■ Short problem
Output every entry exactly as written.

■ Extracted records

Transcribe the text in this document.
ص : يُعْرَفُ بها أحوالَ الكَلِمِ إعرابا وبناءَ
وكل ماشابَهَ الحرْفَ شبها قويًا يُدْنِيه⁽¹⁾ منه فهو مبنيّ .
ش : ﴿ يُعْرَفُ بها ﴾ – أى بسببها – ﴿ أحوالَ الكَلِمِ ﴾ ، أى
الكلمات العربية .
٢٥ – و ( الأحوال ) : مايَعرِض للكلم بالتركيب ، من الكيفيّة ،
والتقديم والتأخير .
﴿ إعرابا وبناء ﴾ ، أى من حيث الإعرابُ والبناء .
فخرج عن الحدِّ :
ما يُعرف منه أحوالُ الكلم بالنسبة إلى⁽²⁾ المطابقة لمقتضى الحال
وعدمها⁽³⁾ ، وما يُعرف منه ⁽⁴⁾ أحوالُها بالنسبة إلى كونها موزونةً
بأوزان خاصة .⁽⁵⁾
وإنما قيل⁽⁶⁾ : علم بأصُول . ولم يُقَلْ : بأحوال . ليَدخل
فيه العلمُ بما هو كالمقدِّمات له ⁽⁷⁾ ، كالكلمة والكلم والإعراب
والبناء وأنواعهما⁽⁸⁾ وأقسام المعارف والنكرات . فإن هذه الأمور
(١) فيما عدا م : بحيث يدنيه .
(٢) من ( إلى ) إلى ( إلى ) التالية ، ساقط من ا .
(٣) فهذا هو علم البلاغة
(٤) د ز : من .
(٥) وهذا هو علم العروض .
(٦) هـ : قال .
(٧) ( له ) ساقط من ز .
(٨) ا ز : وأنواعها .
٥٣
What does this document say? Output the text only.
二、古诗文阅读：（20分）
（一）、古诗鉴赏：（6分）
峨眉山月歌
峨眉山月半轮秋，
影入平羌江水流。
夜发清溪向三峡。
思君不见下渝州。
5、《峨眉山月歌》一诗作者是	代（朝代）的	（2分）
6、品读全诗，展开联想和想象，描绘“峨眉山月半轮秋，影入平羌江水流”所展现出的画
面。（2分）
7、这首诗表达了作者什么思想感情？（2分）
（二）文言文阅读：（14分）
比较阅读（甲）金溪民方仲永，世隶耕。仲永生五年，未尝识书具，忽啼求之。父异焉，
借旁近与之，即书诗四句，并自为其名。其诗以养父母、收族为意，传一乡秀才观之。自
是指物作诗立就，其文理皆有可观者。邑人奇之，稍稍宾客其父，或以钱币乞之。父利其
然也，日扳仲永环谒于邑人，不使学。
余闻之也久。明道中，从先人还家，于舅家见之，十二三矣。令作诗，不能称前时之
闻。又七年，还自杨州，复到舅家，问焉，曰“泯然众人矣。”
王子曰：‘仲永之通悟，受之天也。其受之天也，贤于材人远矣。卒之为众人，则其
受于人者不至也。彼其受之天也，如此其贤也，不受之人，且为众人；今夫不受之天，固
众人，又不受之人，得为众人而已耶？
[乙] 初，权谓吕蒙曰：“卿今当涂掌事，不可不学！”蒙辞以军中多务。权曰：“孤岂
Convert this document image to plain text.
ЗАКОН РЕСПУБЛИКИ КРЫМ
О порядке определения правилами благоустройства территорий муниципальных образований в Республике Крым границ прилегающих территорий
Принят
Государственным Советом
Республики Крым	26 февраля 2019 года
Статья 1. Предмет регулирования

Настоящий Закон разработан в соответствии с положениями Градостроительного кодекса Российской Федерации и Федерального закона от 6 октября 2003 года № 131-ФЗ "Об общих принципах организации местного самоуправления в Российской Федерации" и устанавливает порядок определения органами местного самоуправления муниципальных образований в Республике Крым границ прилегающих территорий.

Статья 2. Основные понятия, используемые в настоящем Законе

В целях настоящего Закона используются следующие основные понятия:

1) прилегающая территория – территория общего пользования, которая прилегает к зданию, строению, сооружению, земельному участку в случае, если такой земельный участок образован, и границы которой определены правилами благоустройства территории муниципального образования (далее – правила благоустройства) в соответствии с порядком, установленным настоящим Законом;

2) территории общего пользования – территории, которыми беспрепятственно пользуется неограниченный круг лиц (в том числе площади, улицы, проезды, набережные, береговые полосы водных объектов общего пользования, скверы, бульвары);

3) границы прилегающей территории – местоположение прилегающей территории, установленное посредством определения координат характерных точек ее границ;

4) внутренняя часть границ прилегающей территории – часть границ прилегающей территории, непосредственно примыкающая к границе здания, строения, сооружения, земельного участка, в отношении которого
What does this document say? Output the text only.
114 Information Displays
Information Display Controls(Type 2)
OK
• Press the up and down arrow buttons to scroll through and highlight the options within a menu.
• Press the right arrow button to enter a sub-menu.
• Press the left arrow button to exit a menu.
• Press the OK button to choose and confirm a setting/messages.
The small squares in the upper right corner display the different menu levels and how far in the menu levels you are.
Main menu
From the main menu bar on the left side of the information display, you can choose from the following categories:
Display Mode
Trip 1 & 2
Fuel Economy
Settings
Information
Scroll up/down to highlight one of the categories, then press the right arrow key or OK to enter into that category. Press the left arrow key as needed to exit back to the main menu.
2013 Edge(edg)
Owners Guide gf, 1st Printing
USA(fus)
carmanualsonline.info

■ Solution below
Transcribe the text in this document.
ص : يُعْرَفُ بها أحوالَ الكَلِمِ إعرابا وبناءَ
وكل ماشابَهَ الحرْفَ شبها قويًا يُدْنِيه⁽¹⁾ منه فهو مبنيّ .
ش : ﴿ يُعْرَفُ بها ﴾ – أى بسببها – ﴿ أحوالَ الكَلِمِ ﴾ ، أى
الكلمات العربية .
٢٥ – و ( الأحوال ) : مايَعرِض للكلم بالتركيب ، من الكيفيّة ،
والتقديم والتأخير .
﴿ إعرابا وبناء ﴾ ، أى من حيث الإعرابُ والبناء .
فخرج عن الحدِّ :
ما يُعرف منه أحوالُ الكلم بالنسبة إلى⁽²⁾ المطابقة لمقتضى الحال
وعدمها⁽³⁾ ، وما يُعرف منه ⁽⁴⁾ أحوالُها بالنسبة إلى كونها موزونةً
بأوزان خاصة .⁽⁵⁾
وإنما قيل⁽⁶⁾ : علم بأصُول . ولم يُقَلْ : بأحوال . ليَدخل
فيه العلمُ بما هو كالمقدِّمات له ⁽⁷⁾ ، كالكلمة والكلم والإعراب
والبناء وأنواعهما⁽⁸⁾ وأقسام المعارف والنكرات . فإن هذه الأمور
(١) فيما عدا م : بحيث يدنيه .
(٢) من ( إلى ) إلى ( إلى ) التالية ، ساقط من ا .
(٣) فهذا هو علم البلاغة
(٤) د ز : من .
(٥) وهذا هو علم العروض .
(٦) هـ : قال .
(٧) ( له ) ساقط من ز .
(٨) ا ز : وأنواعها .
٥٣
What does this document say? Output the text only.
二、古诗文阅读：（20分）
（一）、古诗鉴赏：（6分）
峨眉山月歌
峨眉山月半轮秋，
影入平羌江水流。
夜发清溪向三峡。
思君不见下渝州。
5、《峨眉山月歌》一诗作者是	代（朝代）的	（2分）
6、品读全诗，展开联想和想象，描绘“峨眉山月半轮秋，影入平羌江水流”所展现出的画
面。（2分）
7、这首诗表达了作者什么思想感情？（2分）
（二）文言文阅读：（14分）
比较阅读（甲）金溪民方仲永，世隶耕。仲永生五年，未尝识书具，忽啼求之。父异焉，
借旁近与之，即书诗四句，并自为其名。其诗以养父母、收族为意，传一乡秀才观之。自
是指物作诗立就，其文理皆有可观者。邑人奇之，稍稍宾客其父，或以钱币乞之。父利其
然也，日扳仲永环谒于邑人，不使学。
余闻之也久。明道中，从先人还家，于舅家见之，十二三矣。令作诗，不能称前时之
闻。又七年，还自杨州，复到舅家，问焉，曰“泯然众人矣。”
王子曰：‘仲永之通悟，受之天也。其受之天也，贤于材人远矣。卒之为众人，则其
受于人者不至也。彼其受之天也，如此其贤也，不受之人，且为众人；今夫不受之天，固
众人，又不受之人，得为众人而已耶？
[乙] 初，权谓吕蒙曰：“卿今当涂掌事，不可不学！”蒙辞以军中多务。权曰：“孤岂
Convert this document image to plain text.
ЗАКОН РЕСПУБЛИКИ КРЫМ
О порядке определения правилами благоустройства территорий муниципальных образований в Республике Крым границ прилегающих территорий
Принят
Государственным Советом
Республики Крым	26 февраля 2019 года
Статья 1. Предмет регулирования

Настоящий Закон разработан в соответствии с положениями Градостроительного кодекса Российской Федерации и Федерального закона от 6 октября 2003 года № 131-ФЗ "Об общих принципах организации местного самоуправления в Российской Федерации" и устанавливает порядок определения органами местного самоуправления муниципальных образований в Республике Крым границ прилегающих территорий.

Статья 2. Основные понятия, используемые в настоящем Законе

В целях настоящего Закона используются следующие основные понятия:

1) прилегающая территория – территория общего пользования, которая прилегает к зданию, строению, сооружению, земельному участку в случае, если такой земельный участок образован, и границы которой определены правилами благоустройства территории муниципального образования (далее – правила благоустройства) в соответствии с порядком, установленным настоящим Законом;

2) территории общего пользования – территории, которыми беспрепятственно пользуется неограниченный круг лиц (в том числе площади, улицы, проезды, набережные, береговые полосы водных объектов общего пользования, скверы, бульвары);

3) границы прилегающей территории – местоположение прилегающей территории, установленное посредством определения координат характерных точек ее границ;

4) внутренняя часть границ прилегающей территории – часть границ прилегающей территории, непосредственно примыкающая к границе здания, строения, сооружения, земельного участка, в отношении которого
What does this document say? Output the text only.
114 Information Displays
Information Display Controls(Type 2)
OK
• Press the up and down arrow buttons to scroll through and highlight the options within a menu.
• Press the right arrow button to enter a sub-menu.
• Press the left arrow button to exit a menu.
• Press the OK button to choose and confirm a setting/messages.
The small squares in the upper right corner display the different menu levels and how far in the menu levels you are.
Main menu
From the main menu bar on the left side of the information display, you can choose from the following categories:
Display Mode
Trip 1 & 2
Fuel Economy
Settings
Information
Scroll up/down to highlight one of the categories, then press the right arrow key or OK to enter into that category. Press the left arrow key as needed to exit back to the main menu.
2013 Edge(edg)
Owners Guide gf, 1st Printing
USA(fus)
carmanualsonline.info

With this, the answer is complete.